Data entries
++++++++++++++++++++
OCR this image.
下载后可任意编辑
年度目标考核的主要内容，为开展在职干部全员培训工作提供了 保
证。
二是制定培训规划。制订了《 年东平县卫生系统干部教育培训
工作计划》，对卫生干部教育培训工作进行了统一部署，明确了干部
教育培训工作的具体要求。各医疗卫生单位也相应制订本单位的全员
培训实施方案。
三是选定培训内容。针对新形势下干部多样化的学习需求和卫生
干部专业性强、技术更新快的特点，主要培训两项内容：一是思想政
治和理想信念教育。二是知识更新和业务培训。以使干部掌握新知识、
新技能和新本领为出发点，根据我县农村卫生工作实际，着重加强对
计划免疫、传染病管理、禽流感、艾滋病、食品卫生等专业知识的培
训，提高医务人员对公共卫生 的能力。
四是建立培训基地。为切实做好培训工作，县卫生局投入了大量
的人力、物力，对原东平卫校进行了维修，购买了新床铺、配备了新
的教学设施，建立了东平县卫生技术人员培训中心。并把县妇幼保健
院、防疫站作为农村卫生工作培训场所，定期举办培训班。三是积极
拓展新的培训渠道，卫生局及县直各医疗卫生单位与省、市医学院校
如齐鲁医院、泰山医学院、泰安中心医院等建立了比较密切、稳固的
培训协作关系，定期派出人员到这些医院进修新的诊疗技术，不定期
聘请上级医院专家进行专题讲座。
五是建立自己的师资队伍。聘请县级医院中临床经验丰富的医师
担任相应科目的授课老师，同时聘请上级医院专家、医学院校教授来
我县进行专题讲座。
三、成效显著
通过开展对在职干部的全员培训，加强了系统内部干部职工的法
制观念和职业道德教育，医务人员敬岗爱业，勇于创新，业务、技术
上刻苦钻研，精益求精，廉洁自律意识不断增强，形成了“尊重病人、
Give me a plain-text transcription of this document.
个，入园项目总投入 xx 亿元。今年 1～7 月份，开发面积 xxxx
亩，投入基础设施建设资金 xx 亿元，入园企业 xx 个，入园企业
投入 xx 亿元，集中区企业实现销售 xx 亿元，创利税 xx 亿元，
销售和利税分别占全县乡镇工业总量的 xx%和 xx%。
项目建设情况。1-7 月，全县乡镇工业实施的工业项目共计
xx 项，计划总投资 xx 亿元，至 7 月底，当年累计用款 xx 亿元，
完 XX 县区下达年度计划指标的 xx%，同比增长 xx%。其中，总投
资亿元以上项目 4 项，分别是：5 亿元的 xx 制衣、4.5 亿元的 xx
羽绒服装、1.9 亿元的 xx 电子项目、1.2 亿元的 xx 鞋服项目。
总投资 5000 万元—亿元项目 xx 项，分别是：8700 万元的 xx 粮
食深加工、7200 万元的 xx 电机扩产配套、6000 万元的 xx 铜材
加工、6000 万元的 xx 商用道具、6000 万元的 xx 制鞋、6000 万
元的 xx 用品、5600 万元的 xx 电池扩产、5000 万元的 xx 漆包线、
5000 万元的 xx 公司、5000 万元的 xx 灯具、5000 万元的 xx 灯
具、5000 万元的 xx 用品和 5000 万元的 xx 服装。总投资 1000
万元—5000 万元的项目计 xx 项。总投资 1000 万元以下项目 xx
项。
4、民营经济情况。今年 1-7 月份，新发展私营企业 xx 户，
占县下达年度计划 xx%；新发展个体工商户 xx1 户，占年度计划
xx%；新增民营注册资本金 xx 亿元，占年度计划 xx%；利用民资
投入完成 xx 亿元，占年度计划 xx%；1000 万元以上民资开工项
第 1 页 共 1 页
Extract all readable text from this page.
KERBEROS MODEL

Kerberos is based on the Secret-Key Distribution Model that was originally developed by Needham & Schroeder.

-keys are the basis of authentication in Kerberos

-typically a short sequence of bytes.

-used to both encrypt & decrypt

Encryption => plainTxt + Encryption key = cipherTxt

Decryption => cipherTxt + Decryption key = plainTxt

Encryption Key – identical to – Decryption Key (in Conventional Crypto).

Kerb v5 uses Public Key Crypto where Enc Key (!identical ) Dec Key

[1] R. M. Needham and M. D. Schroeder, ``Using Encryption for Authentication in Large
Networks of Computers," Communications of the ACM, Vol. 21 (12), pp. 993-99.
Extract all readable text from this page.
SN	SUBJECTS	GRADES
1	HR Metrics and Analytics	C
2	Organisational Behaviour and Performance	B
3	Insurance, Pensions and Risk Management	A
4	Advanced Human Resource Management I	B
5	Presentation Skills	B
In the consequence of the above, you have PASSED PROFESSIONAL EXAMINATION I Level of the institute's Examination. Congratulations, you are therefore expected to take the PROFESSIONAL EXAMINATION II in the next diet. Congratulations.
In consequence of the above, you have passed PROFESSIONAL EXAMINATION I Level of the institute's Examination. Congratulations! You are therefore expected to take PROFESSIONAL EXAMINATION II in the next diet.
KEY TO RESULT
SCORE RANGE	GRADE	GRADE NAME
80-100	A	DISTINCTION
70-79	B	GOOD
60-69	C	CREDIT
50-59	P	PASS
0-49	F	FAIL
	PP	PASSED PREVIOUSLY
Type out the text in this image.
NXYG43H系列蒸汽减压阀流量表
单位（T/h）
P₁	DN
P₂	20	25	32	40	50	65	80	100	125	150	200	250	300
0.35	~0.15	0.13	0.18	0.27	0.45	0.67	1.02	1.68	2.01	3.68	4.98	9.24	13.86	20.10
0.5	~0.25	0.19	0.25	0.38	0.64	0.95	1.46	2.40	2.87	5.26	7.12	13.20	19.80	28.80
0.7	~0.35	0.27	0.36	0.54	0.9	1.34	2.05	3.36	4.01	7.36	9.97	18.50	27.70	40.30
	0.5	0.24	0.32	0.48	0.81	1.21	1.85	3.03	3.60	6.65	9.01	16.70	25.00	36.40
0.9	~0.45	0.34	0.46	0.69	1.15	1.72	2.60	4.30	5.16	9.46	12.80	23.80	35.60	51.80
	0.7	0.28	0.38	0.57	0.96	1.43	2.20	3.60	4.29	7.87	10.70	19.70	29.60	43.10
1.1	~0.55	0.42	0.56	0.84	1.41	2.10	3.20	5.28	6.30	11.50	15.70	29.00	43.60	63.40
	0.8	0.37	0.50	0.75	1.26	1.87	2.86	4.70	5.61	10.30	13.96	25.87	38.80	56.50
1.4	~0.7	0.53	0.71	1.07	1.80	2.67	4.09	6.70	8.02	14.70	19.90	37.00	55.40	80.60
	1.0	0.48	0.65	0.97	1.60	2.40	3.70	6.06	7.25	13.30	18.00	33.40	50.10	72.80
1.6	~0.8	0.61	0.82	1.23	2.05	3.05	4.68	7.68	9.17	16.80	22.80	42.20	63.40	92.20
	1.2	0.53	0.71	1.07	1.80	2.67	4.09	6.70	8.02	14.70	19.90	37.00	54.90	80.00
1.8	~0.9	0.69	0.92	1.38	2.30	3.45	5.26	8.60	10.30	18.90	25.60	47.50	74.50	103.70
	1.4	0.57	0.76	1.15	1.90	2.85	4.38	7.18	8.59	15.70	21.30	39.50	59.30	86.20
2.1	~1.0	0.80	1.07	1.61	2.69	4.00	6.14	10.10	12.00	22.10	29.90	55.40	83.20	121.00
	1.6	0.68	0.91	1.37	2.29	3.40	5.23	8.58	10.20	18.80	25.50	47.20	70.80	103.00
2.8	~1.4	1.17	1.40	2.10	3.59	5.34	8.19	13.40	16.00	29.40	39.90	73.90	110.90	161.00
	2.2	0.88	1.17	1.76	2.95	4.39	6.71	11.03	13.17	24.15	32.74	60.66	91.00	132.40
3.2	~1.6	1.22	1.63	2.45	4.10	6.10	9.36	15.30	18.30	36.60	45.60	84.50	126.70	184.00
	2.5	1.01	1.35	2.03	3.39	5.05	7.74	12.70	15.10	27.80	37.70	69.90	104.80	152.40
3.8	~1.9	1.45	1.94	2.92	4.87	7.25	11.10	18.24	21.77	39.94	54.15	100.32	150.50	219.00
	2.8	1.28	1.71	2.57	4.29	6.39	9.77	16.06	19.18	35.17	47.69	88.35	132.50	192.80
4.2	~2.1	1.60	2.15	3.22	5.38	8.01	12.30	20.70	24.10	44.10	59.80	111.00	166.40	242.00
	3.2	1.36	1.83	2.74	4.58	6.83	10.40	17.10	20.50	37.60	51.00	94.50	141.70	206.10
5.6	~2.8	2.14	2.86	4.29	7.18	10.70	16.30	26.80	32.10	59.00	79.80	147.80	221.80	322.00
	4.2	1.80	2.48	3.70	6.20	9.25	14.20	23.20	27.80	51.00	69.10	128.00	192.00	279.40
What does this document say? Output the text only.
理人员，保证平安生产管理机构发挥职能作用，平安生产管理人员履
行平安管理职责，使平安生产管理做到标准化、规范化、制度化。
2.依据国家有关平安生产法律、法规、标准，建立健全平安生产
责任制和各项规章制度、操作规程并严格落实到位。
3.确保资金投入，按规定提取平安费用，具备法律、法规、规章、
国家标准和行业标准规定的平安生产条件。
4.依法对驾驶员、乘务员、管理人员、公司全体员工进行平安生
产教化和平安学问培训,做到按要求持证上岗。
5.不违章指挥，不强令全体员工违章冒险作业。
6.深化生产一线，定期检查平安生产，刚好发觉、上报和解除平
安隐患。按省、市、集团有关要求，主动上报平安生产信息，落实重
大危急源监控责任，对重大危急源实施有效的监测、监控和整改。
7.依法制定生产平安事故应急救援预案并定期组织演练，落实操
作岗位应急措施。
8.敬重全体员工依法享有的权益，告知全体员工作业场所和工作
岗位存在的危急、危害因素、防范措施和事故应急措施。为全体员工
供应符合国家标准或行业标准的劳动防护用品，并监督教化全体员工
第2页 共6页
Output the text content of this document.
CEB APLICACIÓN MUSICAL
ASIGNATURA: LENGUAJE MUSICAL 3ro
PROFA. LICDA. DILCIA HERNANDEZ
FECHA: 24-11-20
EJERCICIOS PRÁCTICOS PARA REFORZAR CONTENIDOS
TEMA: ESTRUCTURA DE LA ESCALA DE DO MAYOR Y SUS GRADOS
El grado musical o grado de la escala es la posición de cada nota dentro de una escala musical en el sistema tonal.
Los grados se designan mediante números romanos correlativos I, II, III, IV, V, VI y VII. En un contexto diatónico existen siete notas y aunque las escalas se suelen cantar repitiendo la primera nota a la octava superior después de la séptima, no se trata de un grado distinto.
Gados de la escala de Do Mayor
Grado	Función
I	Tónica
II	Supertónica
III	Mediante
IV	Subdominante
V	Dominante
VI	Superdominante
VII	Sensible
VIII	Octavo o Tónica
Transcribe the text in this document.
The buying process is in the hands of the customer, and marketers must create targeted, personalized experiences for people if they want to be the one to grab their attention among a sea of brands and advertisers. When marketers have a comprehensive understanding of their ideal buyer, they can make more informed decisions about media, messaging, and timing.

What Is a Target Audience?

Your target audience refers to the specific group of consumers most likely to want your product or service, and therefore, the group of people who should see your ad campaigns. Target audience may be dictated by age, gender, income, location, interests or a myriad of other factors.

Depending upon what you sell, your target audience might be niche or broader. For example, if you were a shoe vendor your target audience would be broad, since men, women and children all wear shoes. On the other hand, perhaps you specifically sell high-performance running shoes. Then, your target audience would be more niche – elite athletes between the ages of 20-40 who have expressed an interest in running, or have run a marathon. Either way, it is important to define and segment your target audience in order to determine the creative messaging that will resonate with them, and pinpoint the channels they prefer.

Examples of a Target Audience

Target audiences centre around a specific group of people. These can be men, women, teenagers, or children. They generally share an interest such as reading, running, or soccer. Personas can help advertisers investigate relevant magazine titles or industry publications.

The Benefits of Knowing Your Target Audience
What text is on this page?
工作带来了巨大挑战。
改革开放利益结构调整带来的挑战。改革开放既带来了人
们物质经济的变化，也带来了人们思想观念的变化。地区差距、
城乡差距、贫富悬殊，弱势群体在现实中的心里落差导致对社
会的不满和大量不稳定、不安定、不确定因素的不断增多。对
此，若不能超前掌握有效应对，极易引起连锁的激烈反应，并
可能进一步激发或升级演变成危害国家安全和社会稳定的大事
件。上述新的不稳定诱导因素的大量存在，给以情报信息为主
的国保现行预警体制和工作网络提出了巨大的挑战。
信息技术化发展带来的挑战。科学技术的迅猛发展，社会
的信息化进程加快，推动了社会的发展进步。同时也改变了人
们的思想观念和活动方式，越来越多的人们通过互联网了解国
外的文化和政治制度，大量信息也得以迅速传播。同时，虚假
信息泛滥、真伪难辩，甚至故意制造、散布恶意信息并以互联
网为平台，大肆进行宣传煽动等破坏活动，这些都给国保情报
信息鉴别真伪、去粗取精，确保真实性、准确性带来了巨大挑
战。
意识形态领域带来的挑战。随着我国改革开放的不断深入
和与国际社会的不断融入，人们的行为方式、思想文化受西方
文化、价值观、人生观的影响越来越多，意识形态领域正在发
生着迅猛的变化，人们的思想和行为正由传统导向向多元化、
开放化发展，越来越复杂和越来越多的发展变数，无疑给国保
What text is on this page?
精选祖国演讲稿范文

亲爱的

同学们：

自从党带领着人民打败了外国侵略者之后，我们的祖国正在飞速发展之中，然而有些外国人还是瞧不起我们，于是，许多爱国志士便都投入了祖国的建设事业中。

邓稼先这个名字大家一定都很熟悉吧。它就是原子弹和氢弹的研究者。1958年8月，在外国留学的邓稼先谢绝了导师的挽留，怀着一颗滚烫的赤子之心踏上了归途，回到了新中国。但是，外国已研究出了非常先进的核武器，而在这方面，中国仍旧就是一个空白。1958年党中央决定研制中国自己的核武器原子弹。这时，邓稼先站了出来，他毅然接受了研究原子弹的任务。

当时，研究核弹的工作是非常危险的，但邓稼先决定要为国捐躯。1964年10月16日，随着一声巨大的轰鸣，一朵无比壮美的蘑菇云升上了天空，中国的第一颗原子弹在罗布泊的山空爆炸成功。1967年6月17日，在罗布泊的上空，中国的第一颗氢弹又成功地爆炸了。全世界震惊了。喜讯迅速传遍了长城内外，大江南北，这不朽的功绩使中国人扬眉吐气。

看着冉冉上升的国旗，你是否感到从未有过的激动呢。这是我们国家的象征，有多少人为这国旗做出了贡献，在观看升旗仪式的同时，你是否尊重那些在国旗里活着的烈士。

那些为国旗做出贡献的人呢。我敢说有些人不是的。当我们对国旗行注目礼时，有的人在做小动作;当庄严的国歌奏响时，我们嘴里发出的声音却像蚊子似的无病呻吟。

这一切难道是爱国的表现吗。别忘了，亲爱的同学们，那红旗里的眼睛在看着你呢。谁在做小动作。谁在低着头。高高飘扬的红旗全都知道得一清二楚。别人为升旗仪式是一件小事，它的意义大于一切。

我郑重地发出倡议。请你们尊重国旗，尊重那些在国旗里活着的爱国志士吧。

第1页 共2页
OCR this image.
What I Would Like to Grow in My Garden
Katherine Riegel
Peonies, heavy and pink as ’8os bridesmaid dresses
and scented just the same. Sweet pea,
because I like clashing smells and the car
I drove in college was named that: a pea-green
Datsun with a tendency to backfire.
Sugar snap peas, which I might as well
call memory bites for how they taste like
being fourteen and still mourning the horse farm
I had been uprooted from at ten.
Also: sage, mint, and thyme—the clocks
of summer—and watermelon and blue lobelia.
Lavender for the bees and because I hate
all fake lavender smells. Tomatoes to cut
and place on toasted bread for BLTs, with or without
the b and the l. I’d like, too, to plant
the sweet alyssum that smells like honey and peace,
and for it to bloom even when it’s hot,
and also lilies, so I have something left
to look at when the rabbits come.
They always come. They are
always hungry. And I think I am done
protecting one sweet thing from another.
++++++++++++++++++++
DIRECTIVE =>
Which lines of the data include "might"? Copy each of them.

TASK SOLUTION =>
Depending upon what you sell, your target audience might be niche or broader. For example, if you were a shoe vendor your target audience would be broad, since men, women and children all wear shoes. On the other hand, perhaps you specifically sell high-performance running shoes. Then, your target audience would be more niche – elite athletes between the ages of 20-40 who have expressed an interest in running, or have run a marathon. Either way, it is important to define and segment your target audience in order to determine the creative messaging that will resonate with them, and pinpoint the channels they prefer.
Sugar snap peas, which I might as well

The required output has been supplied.